(Stored dataset items)
>>>

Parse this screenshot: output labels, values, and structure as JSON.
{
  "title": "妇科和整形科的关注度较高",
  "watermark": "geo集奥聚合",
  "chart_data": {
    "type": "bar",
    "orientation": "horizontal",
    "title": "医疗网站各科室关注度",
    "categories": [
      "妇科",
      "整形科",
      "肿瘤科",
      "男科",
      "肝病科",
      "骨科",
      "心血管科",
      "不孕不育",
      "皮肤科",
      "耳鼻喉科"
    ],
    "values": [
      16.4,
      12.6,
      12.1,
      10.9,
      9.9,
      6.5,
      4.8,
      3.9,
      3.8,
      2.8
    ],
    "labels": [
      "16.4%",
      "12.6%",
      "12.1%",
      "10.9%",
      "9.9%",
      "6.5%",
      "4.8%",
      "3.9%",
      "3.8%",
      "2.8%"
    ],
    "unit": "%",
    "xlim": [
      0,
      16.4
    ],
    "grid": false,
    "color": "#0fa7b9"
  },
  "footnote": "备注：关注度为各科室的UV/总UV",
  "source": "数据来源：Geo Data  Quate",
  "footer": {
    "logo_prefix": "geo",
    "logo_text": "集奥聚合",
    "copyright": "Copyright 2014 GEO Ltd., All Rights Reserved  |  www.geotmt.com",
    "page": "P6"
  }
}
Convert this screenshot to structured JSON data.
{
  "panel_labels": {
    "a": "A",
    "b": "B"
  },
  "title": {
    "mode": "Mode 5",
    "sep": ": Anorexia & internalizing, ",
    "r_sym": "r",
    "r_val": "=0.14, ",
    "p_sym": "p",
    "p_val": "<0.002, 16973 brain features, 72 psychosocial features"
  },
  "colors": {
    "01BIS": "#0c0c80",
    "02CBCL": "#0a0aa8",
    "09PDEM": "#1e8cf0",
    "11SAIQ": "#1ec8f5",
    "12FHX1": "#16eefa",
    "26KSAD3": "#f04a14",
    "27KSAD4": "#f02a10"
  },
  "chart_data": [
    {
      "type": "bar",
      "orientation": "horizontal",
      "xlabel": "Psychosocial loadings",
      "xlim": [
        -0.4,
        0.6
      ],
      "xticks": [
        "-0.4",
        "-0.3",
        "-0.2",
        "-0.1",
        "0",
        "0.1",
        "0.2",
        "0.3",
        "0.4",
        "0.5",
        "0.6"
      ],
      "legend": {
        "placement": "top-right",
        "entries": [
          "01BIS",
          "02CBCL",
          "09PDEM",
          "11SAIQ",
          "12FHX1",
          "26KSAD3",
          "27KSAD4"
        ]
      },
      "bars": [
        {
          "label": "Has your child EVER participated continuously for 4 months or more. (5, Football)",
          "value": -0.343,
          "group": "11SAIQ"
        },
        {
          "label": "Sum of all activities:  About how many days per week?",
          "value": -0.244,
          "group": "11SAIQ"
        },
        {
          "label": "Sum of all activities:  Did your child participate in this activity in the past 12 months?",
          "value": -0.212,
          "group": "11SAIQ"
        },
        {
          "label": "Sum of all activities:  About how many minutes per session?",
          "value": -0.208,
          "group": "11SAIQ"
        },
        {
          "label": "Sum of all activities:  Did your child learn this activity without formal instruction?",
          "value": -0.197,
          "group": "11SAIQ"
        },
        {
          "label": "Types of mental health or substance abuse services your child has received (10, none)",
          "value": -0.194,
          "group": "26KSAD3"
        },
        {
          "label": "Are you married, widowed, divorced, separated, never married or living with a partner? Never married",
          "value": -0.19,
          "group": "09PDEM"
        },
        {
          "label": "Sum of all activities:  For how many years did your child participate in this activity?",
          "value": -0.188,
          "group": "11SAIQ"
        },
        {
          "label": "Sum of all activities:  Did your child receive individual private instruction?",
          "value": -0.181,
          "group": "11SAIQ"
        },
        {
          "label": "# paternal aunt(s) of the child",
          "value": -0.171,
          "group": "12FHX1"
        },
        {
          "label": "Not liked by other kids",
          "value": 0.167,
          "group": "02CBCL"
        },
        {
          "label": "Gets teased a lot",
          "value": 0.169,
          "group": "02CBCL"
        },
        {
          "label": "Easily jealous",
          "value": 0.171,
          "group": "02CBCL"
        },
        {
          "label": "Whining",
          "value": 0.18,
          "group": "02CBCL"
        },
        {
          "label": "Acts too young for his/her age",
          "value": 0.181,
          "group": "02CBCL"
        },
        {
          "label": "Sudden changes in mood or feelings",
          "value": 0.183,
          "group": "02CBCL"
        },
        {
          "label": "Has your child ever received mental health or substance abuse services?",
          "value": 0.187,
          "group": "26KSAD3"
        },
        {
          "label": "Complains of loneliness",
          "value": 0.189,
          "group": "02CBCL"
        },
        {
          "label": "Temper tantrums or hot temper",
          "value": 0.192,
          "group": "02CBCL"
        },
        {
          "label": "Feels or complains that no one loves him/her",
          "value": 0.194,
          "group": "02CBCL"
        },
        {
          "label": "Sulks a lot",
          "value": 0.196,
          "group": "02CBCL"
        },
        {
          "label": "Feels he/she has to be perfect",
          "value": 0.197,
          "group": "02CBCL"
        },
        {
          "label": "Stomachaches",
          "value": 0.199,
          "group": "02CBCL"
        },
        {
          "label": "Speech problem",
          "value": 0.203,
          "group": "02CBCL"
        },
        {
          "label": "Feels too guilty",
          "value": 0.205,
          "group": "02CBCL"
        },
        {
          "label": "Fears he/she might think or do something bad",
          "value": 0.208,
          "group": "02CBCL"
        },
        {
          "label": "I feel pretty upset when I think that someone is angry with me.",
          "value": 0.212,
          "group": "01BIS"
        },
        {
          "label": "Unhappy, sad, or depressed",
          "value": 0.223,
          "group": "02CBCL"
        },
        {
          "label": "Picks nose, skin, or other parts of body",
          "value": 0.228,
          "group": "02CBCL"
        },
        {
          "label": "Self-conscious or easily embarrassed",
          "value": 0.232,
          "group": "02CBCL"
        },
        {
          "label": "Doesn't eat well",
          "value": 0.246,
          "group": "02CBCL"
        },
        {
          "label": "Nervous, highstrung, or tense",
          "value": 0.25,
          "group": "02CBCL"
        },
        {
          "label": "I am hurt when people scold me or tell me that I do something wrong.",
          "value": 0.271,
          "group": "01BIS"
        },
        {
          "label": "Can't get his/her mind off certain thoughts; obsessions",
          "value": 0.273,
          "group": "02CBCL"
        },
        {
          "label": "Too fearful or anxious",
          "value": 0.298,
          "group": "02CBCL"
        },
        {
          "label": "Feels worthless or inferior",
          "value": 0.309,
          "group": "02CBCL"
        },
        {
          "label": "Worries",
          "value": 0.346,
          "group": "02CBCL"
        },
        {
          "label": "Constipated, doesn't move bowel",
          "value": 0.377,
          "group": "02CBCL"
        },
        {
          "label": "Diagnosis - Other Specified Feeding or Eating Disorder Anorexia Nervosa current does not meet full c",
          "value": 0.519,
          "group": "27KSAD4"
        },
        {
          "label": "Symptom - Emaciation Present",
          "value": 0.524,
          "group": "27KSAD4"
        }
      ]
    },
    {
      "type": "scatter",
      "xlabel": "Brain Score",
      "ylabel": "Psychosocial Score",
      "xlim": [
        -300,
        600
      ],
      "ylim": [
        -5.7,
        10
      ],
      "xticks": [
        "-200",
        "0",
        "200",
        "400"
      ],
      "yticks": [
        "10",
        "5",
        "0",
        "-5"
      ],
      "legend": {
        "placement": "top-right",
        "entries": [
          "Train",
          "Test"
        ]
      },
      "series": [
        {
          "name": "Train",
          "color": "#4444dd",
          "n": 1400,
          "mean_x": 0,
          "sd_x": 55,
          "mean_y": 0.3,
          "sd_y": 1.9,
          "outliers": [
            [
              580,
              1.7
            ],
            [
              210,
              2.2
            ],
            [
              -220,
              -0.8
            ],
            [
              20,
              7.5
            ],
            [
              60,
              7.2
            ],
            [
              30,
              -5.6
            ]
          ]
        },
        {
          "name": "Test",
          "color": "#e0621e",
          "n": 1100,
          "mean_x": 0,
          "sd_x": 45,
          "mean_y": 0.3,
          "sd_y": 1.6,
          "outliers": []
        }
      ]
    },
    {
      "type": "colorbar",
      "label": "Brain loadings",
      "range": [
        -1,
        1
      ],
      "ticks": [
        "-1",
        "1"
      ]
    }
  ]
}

<<<

→ **EXERCISE PROMPT**
Count the lines in the records above that contain the word "Anorexia", and give only the number.

→ **WRITTEN SOLUTION**
2